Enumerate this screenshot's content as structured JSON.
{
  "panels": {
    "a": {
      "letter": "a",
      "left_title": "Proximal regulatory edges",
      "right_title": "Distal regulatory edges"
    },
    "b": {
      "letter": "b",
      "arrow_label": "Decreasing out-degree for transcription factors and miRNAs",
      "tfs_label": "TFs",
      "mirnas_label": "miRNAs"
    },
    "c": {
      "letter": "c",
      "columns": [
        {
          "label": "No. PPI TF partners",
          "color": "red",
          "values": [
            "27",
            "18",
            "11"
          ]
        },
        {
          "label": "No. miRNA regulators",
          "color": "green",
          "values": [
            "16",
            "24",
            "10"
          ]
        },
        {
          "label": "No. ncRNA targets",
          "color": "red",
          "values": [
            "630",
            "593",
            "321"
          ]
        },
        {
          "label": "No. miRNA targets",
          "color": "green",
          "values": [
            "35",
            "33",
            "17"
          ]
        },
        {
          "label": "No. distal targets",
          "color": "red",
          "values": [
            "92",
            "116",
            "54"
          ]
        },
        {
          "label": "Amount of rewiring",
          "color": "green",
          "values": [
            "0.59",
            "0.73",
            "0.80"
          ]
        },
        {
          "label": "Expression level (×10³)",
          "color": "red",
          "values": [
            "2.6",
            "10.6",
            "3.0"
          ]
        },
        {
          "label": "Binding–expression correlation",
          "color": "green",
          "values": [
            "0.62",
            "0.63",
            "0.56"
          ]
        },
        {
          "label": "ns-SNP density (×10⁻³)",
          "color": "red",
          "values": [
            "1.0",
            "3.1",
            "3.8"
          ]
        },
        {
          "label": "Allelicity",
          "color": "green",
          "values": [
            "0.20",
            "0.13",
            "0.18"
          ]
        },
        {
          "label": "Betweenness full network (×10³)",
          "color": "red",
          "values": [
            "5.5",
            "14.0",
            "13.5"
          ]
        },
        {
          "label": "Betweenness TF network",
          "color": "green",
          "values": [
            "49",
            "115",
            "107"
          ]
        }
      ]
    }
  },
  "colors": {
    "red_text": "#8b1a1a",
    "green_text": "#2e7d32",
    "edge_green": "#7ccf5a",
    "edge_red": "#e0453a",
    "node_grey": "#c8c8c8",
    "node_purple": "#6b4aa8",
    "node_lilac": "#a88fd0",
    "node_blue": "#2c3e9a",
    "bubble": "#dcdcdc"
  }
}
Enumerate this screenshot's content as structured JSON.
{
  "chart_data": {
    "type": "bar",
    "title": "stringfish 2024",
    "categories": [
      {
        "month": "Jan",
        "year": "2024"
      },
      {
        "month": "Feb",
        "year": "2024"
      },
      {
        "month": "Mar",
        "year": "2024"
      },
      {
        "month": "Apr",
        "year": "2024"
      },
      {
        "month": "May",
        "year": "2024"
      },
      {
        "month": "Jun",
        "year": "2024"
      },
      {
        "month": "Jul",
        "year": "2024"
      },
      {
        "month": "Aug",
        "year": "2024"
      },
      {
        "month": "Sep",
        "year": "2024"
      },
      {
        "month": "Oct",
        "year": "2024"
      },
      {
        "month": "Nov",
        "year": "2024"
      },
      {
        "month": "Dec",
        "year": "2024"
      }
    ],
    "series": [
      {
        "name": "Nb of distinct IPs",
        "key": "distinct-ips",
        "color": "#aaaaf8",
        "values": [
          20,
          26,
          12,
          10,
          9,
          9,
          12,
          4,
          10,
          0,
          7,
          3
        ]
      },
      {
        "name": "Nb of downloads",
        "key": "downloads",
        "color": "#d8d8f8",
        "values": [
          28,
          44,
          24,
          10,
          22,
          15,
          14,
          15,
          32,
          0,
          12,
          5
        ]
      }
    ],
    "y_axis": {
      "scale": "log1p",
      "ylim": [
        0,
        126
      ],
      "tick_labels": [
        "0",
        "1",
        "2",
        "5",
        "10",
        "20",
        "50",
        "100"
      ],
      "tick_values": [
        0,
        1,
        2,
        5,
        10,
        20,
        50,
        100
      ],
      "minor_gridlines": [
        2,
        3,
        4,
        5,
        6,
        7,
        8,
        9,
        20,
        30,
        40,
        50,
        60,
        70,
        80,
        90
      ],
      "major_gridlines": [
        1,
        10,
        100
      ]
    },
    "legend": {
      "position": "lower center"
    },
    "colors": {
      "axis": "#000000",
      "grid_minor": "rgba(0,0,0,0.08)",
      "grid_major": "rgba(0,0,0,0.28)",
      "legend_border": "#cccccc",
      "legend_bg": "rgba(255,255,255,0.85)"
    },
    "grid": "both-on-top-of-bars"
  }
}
----
◆ PROBLEM DETAILS ◆
From the listing above, copy every line that holds the string "rgba".

◆ CORRECT RESPONSE ◆
      "grid_minor": "rgba(0,0,0,0.08)",
      "grid_major": "rgba(0,0,0,0.28)",
      "legend_bg": "rgba(255,255,255,0.85)"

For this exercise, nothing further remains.